── Material to process ──

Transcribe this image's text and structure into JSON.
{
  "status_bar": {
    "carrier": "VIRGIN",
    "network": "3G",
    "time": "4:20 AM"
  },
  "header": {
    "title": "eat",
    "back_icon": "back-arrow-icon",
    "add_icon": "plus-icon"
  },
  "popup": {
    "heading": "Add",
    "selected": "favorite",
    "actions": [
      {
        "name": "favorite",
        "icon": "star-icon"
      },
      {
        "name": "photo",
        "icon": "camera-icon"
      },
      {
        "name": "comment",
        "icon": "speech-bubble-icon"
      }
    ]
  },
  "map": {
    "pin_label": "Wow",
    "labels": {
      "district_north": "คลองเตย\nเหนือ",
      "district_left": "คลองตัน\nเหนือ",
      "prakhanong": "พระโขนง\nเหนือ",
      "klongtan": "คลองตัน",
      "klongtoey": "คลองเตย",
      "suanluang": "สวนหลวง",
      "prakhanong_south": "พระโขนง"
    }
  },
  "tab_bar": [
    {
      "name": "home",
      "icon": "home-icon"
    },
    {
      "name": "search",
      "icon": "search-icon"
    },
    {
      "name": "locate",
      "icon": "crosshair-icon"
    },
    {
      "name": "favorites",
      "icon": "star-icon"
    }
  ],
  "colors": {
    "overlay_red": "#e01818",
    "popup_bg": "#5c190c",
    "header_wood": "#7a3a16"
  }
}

───

Return the number of lines that include the word "คลองเตย", and nothing else.

Solution >> 2